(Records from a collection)
+--

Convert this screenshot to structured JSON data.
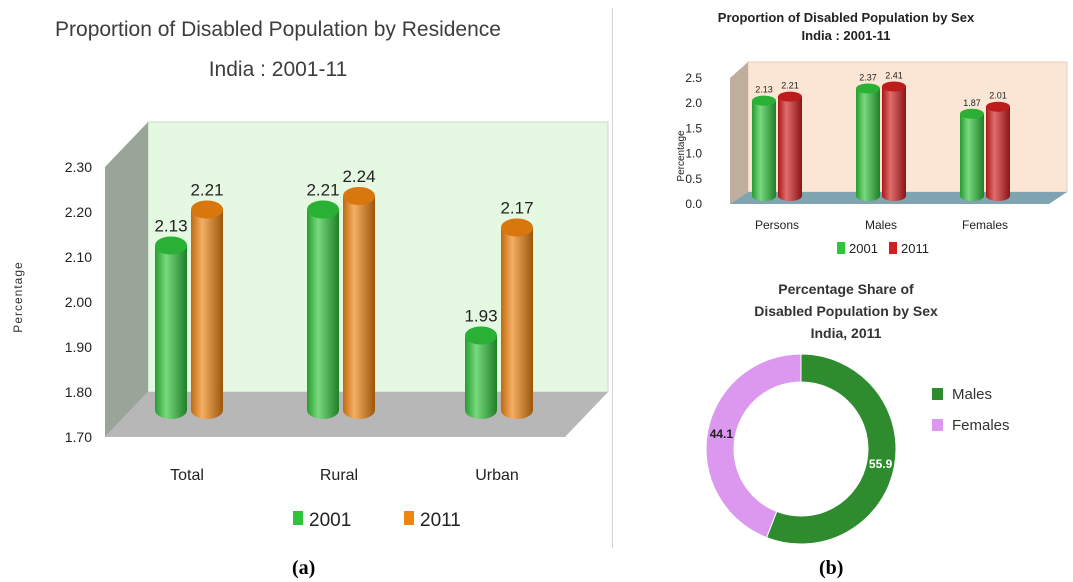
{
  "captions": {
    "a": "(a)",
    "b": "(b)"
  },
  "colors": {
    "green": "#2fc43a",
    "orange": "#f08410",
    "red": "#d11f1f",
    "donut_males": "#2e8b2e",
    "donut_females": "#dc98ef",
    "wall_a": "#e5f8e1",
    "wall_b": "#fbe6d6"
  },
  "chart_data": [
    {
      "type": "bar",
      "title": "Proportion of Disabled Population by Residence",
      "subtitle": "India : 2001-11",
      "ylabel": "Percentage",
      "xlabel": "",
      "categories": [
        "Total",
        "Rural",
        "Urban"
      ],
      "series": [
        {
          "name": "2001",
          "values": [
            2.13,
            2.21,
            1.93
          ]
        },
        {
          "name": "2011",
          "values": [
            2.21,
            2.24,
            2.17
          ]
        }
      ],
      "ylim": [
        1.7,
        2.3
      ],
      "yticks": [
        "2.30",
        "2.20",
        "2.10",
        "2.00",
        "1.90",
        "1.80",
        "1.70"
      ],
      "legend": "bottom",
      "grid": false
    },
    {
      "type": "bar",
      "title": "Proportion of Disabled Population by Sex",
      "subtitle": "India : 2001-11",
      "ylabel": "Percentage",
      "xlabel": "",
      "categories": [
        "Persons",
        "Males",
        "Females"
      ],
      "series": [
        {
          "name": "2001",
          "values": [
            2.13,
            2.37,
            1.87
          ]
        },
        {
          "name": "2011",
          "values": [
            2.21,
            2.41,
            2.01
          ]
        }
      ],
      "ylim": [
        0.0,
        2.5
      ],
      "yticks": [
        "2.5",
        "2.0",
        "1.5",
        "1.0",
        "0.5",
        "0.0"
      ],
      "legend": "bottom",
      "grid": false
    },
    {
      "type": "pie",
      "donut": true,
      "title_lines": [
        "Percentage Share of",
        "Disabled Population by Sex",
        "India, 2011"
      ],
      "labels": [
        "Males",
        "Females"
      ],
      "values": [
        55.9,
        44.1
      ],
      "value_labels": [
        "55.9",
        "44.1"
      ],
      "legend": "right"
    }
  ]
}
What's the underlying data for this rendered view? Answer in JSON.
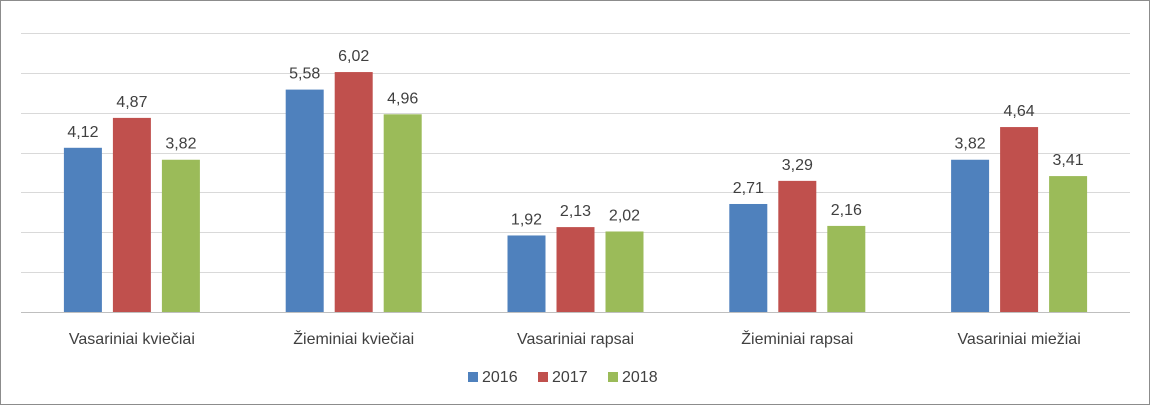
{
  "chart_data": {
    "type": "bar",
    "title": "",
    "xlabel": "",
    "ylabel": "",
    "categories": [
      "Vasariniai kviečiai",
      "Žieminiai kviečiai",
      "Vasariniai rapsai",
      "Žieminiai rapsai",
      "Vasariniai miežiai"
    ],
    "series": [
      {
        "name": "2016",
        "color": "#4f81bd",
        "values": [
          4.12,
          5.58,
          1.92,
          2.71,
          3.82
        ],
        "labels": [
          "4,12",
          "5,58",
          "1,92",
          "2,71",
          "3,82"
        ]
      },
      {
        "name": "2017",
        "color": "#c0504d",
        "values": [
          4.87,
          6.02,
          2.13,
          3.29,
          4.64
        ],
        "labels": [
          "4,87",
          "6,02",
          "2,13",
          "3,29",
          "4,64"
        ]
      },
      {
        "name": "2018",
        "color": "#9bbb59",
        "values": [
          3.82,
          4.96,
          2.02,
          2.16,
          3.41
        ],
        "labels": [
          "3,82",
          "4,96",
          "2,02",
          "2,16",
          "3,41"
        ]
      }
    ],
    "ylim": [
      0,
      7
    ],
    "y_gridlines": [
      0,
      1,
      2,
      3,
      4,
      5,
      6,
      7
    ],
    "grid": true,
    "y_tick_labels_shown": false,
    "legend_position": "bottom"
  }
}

+--

■ **TASK GOAL**: Write out all the entries exactly, except for the pictures.

■ **WORKED SOLUTION**:
Convert this screenshot to structured JSON data.
{
  "captions": {
    "a": "(a)",
    "b": "(b)"
  },
  "colors": {
    "green": "#2fc43a",
    "orange": "#f08410",
    "red": "#d11f1f",
    "donut_males": "#2e8b2e",
    "donut_females": "#dc98ef",
    "wall_a": "#e5f8e1",
    "wall_b": "#fbe6d6"
  },
  "chart_data": [
    {
      "type": "bar",
      "title": "Proportion of Disabled Population by Residence",
      "subtitle": "India : 2001-11",
      "ylabel": "Percentage",
      "xlabel": "",
      "categories": [
        "Total",
        "Rural",
        "Urban"
      ],
      "series": [
        {
          "name": "2001",
          "values": [
            2.13,
            2.21,
            1.93
          ]
        },
        {
          "name": "2011",
          "values": [
            2.21,
            2.24,
            2.17
          ]
        }
      ],
      "ylim": [
        1.7,
        2.3
      ],
      "yticks": [
        "2.30",
        "2.20",
        "2.10",
        "2.00",
        "1.90",
        "1.80",
        "1.70"
      ],
      "legend": "bottom",
      "grid": false
    },
    {
      "type": "bar",
      "title": "Proportion of Disabled Population by Sex",
      "subtitle": "India : 2001-11",
      "ylabel": "Percentage",
      "xlabel": "",
      "categories": [
        "Persons",
        "Males",
        "Females"
      ],
      "series": [
        {
          "name": "2001",
          "values": [
            2.13,
            2.37,
            1.87
          ]
        },
        {
          "name": "2011",
          "values": [
            2.21,
            2.41,
            2.01
          ]
        }
      ],
      "ylim": [
        0.0,
        2.5
      ],
      "yticks": [
        "2.5",
        "2.0",
        "1.5",
        "1.0",
        "0.5",
        "0.0"
      ],
      "legend": "bottom",
      "grid": false
    },
    {
      "type": "pie",
      "donut": true,
      "title_lines": [
        "Percentage Share of",
        "Disabled Population by Sex",
        "India, 2011"
      ],
      "labels": [
        "Males",
        "Females"
      ],
      "values": [
        55.9,
        44.1
      ],
      "value_labels": [
        "55.9",
        "44.1"
      ],
      "legend": "right"
    }
  ]
}
What's the underlying data for this rendered view? Answer in JSON.
{
  "chart_data": {
    "type": "bar",
    "title": "",
    "xlabel": "",
    "ylabel": "",
    "categories": [
      "Vasariniai kviečiai",
      "Žieminiai kviečiai",
      "Vasariniai rapsai",
      "Žieminiai rapsai",
      "Vasariniai miežiai"
    ],
    "series": [
      {
        "name": "2016",
        "color": "#4f81bd",
        "values": [
          4.12,
          5.58,
          1.92,
          2.71,
          3.82
        ],
        "labels": [
          "4,12",
          "5,58",
          "1,92",
          "2,71",
          "3,82"
        ]
      },
      {
        "name": "2017",
        "color": "#c0504d",
        "values": [
          4.87,
          6.02,
          2.13,
          3.29,
          4.64
        ],
        "labels": [
          "4,87",
          "6,02",
          "2,13",
          "3,29",
          "4,64"
        ]
      },
      {
        "name": "2018",
        "color": "#9bbb59",
        "values": [
          3.82,
          4.96,
          2.02,
          2.16,
          3.41
        ],
        "labels": [
          "3,82",
          "4,96",
          "2,02",
          "2,16",
          "3,41"
        ]
      }
    ],
    "ylim": [
      0,
      7
    ],
    "y_gridlines": [
      0,
      1,
      2,
      3,
      4,
      5,
      6,
      7
    ],
    "grid": true,
    "y_tick_labels_shown": false,
    "legend_position": "bottom"
  }
}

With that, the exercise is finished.